[Given passage]
— START —

[Read "Big Agriculture's Big Lie," by Ira Boudway.]
So, small and localized farming won't "significantly" raise consumer prices? Author George Pyle needs to study a little history. In the 1940s, '50s and '60s housing typically took up about 20 to 25 percent of household income, while food could take -- depending on where one resided -- between 30 and 40 percent of household income. And it wasn't just fruits and vegetables. Like all economies of scale there was a ripple effect: More expensive grain meant more expensive meat and poultry. Why do you think the proverbial "steak dinner" was such a big deal on TV shows in the late '40s through the late '60s, and is portrayed as one in modern, period-based films and TV shows?
I'm 40 years old and come from a working-middle-class family. I remember how much of a luxury it was to have a whole baked chicken once a week. Mr. Pyle is primarily correct in all of his points, but I think he's gilding the lily a bit with regard to the impact on consumers of a turn away from industrialized farming.

— END —

[Stored rows]
— START —

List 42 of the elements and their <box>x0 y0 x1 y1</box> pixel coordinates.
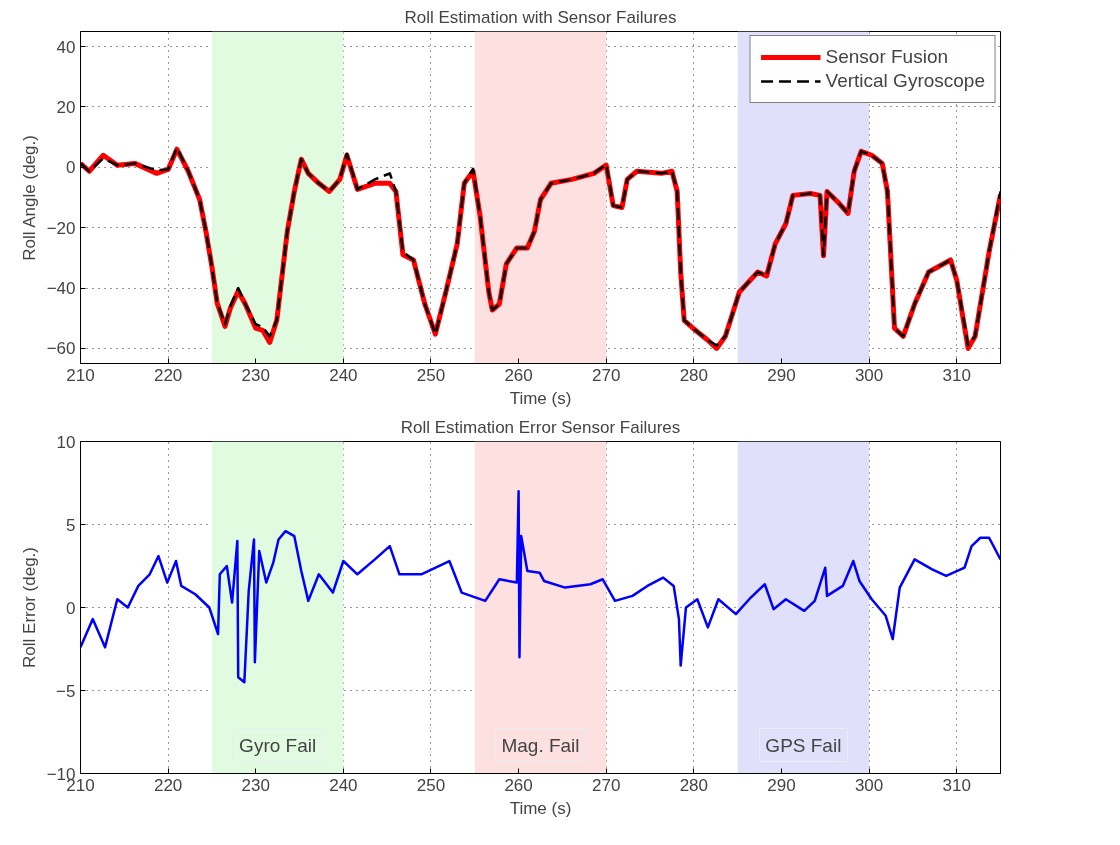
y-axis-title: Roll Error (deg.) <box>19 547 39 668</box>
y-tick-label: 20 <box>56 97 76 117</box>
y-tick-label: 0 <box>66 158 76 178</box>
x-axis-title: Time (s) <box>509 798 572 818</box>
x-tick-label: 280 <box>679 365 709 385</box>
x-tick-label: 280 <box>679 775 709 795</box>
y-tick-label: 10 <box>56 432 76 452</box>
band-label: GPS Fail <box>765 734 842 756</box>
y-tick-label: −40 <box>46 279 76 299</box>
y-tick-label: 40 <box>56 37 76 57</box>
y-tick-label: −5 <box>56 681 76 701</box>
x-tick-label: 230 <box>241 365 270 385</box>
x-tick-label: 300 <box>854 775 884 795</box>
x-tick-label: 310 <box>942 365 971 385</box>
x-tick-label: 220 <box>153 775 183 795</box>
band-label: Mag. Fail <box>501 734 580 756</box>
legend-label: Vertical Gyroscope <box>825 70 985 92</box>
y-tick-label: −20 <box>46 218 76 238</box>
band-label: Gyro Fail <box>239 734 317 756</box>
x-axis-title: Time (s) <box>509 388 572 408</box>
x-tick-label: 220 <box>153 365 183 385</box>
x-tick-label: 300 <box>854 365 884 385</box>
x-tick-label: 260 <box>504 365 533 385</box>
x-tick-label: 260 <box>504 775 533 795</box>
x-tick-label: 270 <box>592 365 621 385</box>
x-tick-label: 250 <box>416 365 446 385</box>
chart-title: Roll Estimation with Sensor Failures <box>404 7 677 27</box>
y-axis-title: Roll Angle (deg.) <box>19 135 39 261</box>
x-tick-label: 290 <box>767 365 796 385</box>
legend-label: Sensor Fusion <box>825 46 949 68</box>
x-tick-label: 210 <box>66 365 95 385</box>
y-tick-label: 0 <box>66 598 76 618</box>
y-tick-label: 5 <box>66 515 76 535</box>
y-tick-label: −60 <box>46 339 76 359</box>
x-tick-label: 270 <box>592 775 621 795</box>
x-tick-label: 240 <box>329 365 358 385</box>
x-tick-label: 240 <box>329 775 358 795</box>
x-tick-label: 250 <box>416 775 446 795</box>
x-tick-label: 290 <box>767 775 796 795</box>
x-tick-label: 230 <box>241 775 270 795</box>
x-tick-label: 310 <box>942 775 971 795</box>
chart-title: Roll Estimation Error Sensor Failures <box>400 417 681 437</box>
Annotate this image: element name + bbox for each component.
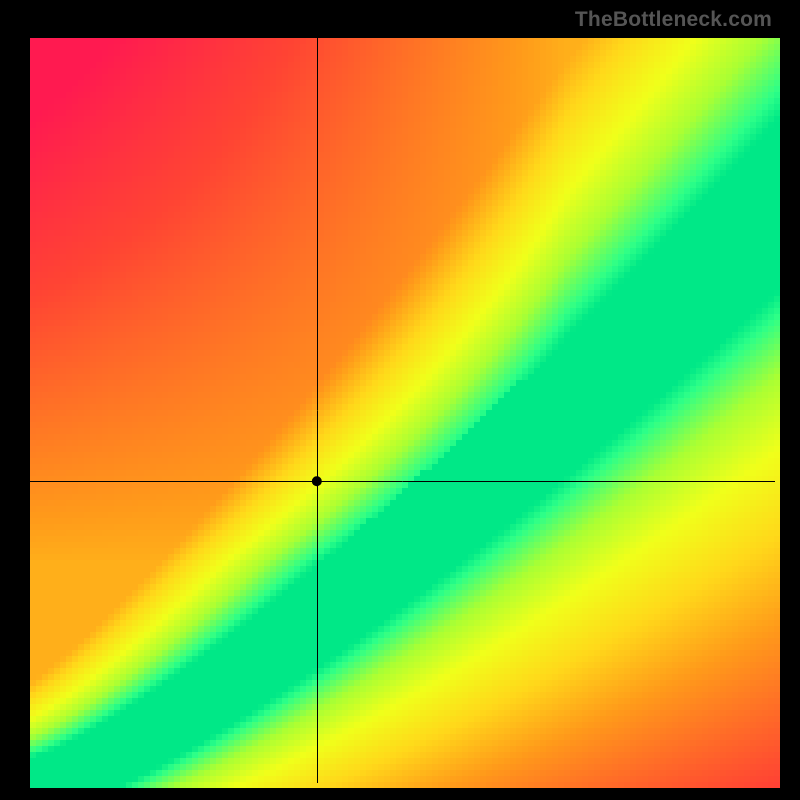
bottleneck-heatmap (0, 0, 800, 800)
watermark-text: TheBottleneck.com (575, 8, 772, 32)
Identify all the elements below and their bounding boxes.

— END —

[Request 1] From the reader letter about farming and food prices, quote the passage starting with "I'm 40 years" and going on through "from industrialized farming.".
[Request 2] Continue the reader letter about farming and food prices from where it stops.

[Right answer 1]
I'm 40 years old and come from a working-middle-class family. I remember how much of a luxury it was to have a whole baked chicken once a week. Mr. Pyle is primarily correct in all of his points, but I think he's gilding the lily a bit with regard to the impact on consumers of a turn away from industrialized farming.

[Right answer 2]
Aside from a very dramatic increase in prices at the checkout stand, we would all have to kiss the majority of fast-food and other restaurant chains goodbye (perhaps not such a bad thing). When I was 7 years old, getting a bucket of Kentucky Fried Chicken was a big deal even for my blue-collar, union-wage grandparents. I can only imagine what it would cost in Mr. Pyle's world, assuming it would exist at all. And with all due respect, his solutions are bunk. There has to be a happy medium between ConAgra and Auntie Em, and we'd better find it soon.
-- Rob Anderson
One alternative to buying local agricultural products worth considering is growing more of your own food -- and I'm not just talking about a tomato plant in a pot on the patio.
Granted, it's not practical in urban areas, but raising a half-dozen chickens in the backyard for organic, cage-free eggs is a lot less difficult and takes a lot less space than people realize. Many people enthusiastically plant and tend a little 8-by-10-foot garden in the backyard but never even consider that they could get all the eggs they'd ever need or want in the same amount of space, deriving more nutritional value from eggs than they'd ever get from a few herbs and a hill of summer squash.
Plus, once you've had fresh, you'll never go back to old, bland factory-farm eggs!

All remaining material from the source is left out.